** begin **
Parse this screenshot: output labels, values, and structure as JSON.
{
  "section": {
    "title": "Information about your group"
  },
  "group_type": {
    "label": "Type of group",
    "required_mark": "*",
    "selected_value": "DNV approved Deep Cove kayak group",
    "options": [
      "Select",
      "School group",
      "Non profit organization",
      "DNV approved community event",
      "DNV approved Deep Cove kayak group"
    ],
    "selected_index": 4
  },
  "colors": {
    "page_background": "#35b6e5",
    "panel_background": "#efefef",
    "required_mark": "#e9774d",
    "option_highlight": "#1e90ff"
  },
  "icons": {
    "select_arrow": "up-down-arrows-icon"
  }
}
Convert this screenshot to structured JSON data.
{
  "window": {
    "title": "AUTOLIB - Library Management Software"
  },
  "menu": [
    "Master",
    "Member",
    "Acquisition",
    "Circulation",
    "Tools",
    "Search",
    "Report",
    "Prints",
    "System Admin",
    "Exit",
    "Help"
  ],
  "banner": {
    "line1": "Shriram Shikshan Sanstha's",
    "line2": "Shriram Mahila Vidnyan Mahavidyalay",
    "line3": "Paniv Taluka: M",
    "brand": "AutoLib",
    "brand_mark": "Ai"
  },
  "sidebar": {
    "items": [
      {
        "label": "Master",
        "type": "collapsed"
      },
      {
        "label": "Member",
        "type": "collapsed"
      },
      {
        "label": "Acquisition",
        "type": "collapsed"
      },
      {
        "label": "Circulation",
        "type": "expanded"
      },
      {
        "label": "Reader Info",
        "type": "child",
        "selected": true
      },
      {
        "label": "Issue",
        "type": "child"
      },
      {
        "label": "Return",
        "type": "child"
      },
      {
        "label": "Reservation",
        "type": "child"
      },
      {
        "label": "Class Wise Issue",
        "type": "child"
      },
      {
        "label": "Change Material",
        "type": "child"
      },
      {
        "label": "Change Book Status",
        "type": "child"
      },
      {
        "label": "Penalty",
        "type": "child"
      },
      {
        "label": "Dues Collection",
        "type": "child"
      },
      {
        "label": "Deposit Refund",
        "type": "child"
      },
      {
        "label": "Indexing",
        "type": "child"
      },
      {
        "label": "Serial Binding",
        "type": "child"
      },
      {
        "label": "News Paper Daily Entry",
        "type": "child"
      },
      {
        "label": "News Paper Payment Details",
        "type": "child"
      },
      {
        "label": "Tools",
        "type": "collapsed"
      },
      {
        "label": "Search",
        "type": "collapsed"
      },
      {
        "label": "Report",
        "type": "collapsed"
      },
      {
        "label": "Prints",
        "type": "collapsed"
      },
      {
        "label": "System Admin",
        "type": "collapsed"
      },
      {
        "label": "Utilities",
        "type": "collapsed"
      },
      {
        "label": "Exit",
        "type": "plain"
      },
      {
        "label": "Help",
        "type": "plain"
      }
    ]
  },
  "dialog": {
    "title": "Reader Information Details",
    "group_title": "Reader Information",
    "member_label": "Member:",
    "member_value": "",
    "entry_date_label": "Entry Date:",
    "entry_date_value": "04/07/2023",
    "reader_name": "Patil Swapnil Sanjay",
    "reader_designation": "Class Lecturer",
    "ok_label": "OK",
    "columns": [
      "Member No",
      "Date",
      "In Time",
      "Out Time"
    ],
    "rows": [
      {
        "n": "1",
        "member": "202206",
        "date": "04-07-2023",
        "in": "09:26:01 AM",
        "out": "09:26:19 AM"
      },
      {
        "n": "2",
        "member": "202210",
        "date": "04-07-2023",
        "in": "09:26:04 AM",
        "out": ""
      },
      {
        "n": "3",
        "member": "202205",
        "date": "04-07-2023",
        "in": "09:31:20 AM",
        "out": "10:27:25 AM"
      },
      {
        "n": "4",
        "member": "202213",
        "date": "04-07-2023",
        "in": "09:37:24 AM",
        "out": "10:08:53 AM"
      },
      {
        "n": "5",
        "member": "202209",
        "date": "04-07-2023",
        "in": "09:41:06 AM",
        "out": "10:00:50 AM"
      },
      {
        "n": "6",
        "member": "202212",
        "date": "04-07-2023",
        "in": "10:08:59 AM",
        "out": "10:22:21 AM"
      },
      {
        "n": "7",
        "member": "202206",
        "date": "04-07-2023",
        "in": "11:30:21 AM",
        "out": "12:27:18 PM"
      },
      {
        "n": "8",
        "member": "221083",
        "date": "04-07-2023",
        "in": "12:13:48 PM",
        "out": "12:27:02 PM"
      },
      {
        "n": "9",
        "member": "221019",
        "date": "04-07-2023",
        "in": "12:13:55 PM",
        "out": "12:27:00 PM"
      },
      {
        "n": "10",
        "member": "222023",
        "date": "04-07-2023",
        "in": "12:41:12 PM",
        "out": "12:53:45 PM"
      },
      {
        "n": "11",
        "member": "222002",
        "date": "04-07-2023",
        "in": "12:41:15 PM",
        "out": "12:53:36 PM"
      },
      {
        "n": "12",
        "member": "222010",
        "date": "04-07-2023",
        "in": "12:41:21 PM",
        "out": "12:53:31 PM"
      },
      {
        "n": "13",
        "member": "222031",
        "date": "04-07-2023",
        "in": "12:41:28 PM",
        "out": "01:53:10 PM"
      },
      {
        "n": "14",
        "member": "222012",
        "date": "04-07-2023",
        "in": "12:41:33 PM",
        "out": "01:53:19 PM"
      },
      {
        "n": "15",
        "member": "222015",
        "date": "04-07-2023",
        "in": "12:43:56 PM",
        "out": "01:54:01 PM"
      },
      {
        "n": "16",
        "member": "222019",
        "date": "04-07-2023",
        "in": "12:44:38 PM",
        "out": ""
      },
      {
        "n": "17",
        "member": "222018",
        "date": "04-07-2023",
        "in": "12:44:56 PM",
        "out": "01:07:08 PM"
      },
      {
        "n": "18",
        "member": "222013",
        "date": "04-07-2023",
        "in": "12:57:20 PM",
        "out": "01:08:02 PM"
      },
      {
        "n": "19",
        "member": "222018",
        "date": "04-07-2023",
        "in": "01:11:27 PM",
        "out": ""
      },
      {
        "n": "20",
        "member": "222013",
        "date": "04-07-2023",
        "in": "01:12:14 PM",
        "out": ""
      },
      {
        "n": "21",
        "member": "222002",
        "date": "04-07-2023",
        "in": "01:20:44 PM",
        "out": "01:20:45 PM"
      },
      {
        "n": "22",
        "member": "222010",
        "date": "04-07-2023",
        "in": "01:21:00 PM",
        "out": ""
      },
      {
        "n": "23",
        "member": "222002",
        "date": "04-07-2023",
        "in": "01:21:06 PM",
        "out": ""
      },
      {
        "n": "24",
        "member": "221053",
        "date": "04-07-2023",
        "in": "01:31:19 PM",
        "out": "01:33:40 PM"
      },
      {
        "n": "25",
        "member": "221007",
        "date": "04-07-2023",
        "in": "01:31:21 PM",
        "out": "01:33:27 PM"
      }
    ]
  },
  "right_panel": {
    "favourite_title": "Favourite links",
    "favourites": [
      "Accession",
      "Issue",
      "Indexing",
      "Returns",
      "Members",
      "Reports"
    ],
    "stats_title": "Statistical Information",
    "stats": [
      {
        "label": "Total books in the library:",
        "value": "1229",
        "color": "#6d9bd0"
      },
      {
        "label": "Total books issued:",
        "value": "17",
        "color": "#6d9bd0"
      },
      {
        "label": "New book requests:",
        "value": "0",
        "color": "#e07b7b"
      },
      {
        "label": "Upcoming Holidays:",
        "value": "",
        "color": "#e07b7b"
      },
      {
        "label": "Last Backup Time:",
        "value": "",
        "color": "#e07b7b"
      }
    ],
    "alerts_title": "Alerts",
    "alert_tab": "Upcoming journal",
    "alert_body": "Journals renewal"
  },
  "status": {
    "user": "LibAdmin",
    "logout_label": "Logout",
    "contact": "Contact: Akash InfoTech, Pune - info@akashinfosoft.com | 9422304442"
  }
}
** end **
Task instructions ->
Provide an exact reproduction of all the entries shown above.

Result of the task ->
Parse this screenshot: output labels, values, and structure as JSON.
{
  "section": {
    "title": "Information about your group"
  },
  "group_type": {
    "label": "Type of group",
    "required_mark": "*",
    "selected_value": "DNV approved Deep Cove kayak group",
    "options": [
      "Select",
      "School group",
      "Non profit organization",
      "DNV approved community event",
      "DNV approved Deep Cove kayak group"
    ],
    "selected_index": 4
  },
  "colors": {
    "page_background": "#35b6e5",
    "panel_background": "#efefef",
    "required_mark": "#e9774d",
    "option_highlight": "#1e90ff"
  },
  "icons": {
    "select_arrow": "up-down-arrows-icon"
  }
}
Convert this screenshot to structured JSON data.
{
  "window": {
    "title": "AUTOLIB - Library Management Software"
  },
  "menu": [
    "Master",
    "Member",
    "Acquisition",
    "Circulation",
    "Tools",
    "Search",
    "Report",
    "Prints",
    "System Admin",
    "Exit",
    "Help"
  ],
  "banner": {
    "line1": "Shriram Shikshan Sanstha's",
    "line2": "Shriram Mahila Vidnyan Mahavidyalay",
    "line3": "Paniv Taluka: M",
    "brand": "AutoLib",
    "brand_mark": "Ai"
  },
  "sidebar": {
    "items": [
      {
        "label": "Master",
        "type": "collapsed"
      },
      {
        "label": "Member",
        "type": "collapsed"
      },
      {
        "label": "Acquisition",
        "type": "collapsed"
      },
      {
        "label": "Circulation",
        "type": "expanded"
      },
      {
        "label": "Reader Info",
        "type": "child",
        "selected": true
      },
      {
        "label": "Issue",
        "type": "child"
      },
      {
        "label": "Return",
        "type": "child"
      },
      {
        "label": "Reservation",
        "type": "child"
      },
      {
        "label": "Class Wise Issue",
        "type": "child"
      },
      {
        "label": "Change Material",
        "type": "child"
      },
      {
        "label": "Change Book Status",
        "type": "child"
      },
      {
        "label": "Penalty",
        "type": "child"
      },
      {
        "label": "Dues Collection",
        "type": "child"
      },
      {
        "label": "Deposit Refund",
        "type": "child"
      },
      {
        "label": "Indexing",
        "type": "child"
      },
      {
        "label": "Serial Binding",
        "type": "child"
      },
      {
        "label": "News Paper Daily Entry",
        "type": "child"
      },
      {
        "label": "News Paper Payment Details",
        "type": "child"
      },
      {
        "label": "Tools",
        "type": "collapsed"
      },
      {
        "label": "Search",
        "type": "collapsed"
      },
      {
        "label": "Report",
        "type": "collapsed"
      },
      {
        "label": "Prints",
        "type": "collapsed"
      },
      {
        "label": "System Admin",
        "type": "collapsed"
      },
      {
        "label": "Utilities",
        "type": "collapsed"
      },
      {
        "label": "Exit",
        "type": "plain"
      },
      {
        "label": "Help",
        "type": "plain"
      }
    ]
  },
  "dialog": {
    "title": "Reader Information Details",
    "group_title": "Reader Information",
    "member_label": "Member:",
    "member_value": "",
    "entry_date_label": "Entry Date:",
    "entry_date_value": "04/07/2023",
    "reader_name": "Patil Swapnil Sanjay",
    "reader_designation": "Class Lecturer",
    "ok_label": "OK",
    "columns": [
      "Member No",
      "Date",
      "In Time",
      "Out Time"
    ],
    "rows": [
      {
        "n": "1",
        "member": "202206",
        "date": "04-07-2023",
        "in": "09:26:01 AM",
        "out": "09:26:19 AM"
      },
      {
        "n": "2",
        "member": "202210",
        "date": "04-07-2023",
        "in": "09:26:04 AM",
        "out": ""
      },
      {
        "n": "3",
        "member": "202205",
        "date": "04-07-2023",
        "in": "09:31:20 AM",
        "out": "10:27:25 AM"
      },
      {
        "n": "4",
        "member": "202213",
        "date": "04-07-2023",
        "in": "09:37:24 AM",
        "out": "10:08:53 AM"
      },
      {
        "n": "5",
        "member": "202209",
        "date": "04-07-2023",
        "in": "09:41:06 AM",
        "out": "10:00:50 AM"
      },
      {
        "n": "6",
        "member": "202212",
        "date": "04-07-2023",
        "in": "10:08:59 AM",
        "out": "10:22:21 AM"
      },
      {
        "n": "7",
        "member": "202206",
        "date": "04-07-2023",
        "in": "11:30:21 AM",
        "out": "12:27:18 PM"
      },
      {
        "n": "8",
        "member": "221083",
        "date": "04-07-2023",
        "in": "12:13:48 PM",
        "out": "12:27:02 PM"
      },
      {
        "n": "9",
        "member": "221019",
        "date": "04-07-2023",
        "in": "12:13:55 PM",
        "out": "12:27:00 PM"
      },
      {
        "n": "10",
        "member": "222023",
        "date": "04-07-2023",
        "in": "12:41:12 PM",
        "out": "12:53:45 PM"
      },
      {
        "n": "11",
        "member": "222002",
        "date": "04-07-2023",
        "in": "12:41:15 PM",
        "out": "12:53:36 PM"
      },
      {
        "n": "12",
        "member": "222010",
        "date": "04-07-2023",
        "in": "12:41:21 PM",
        "out": "12:53:31 PM"
      },
      {
        "n": "13",
        "member": "222031",
        "date": "04-07-2023",
        "in": "12:41:28 PM",
        "out": "01:53:10 PM"
      },
      {
        "n": "14",
        "member": "222012",
        "date": "04-07-2023",
        "in": "12:41:33 PM",
        "out": "01:53:19 PM"
      },
      {
        "n": "15",
        "member": "222015",
        "date": "04-07-2023",
        "in": "12:43:56 PM",
        "out": "01:54:01 PM"
      },
      {
        "n": "16",
        "member": "222019",
        "date": "04-07-2023",
        "in": "12:44:38 PM",
        "out": ""
      },
      {
        "n": "17",
        "member": "222018",
        "date": "04-07-2023",
        "in": "12:44:56 PM",
        "out": "01:07:08 PM"
      },
      {
        "n": "18",
        "member": "222013",
        "date": "04-07-2023",
        "in": "12:57:20 PM",
        "out": "01:08:02 PM"
      },
      {
        "n": "19",
        "member": "222018",
        "date": "04-07-2023",
        "in": "01:11:27 PM",
        "out": ""
      },
      {
        "n": "20",
        "member": "222013",
        "date": "04-07-2023",
        "in": "01:12:14 PM",
        "out": ""
      },
      {
        "n": "21",
        "member": "222002",
        "date": "04-07-2023",
        "in": "01:20:44 PM",
        "out": "01:20:45 PM"
      },
      {
        "n": "22",
        "member": "222010",
        "date": "04-07-2023",
        "in": "01:21:00 PM",
        "out": ""
      },
      {
        "n": "23",
        "member": "222002",
        "date": "04-07-2023",
        "in": "01:21:06 PM",
        "out": ""
      },
      {
        "n": "24",
        "member": "221053",
        "date": "04-07-2023",
        "in": "01:31:19 PM",
        "out": "01:33:40 PM"
      },
      {
        "n": "25",
        "member": "221007",
        "date": "04-07-2023",
        "in": "01:31:21 PM",
        "out": "01:33:27 PM"
      }
    ]
  },
  "right_panel": {
    "favourite_title": "Favourite links",
    "favourites": [
      "Accession",
      "Issue",
      "Indexing",
      "Returns",
      "Members",
      "Reports"
    ],
    "stats_title": "Statistical Information",
    "stats": [
      {
        "label": "Total books in the library:",
        "value": "1229",
        "color": "#6d9bd0"
      },
      {
        "label": "Total books issued:",
        "value": "17",
        "color": "#6d9bd0"
      },
      {
        "label": "New book requests:",
        "value": "0",
        "color": "#e07b7b"
      },
      {
        "label": "Upcoming Holidays:",
        "value": "",
        "color": "#e07b7b"
      },
      {
        "label": "Last Backup Time:",
        "value": "",
        "color": "#e07b7b"
      }
    ],
    "alerts_title": "Alerts",
    "alert_tab": "Upcoming journal",
    "alert_body": "Journals renewal"
  },
  "status": {
    "user": "LibAdmin",
    "logout_label": "Logout",
    "contact": "Contact: Akash InfoTech, Pune - info@akashinfosoft.com | 9422304442"
  }
}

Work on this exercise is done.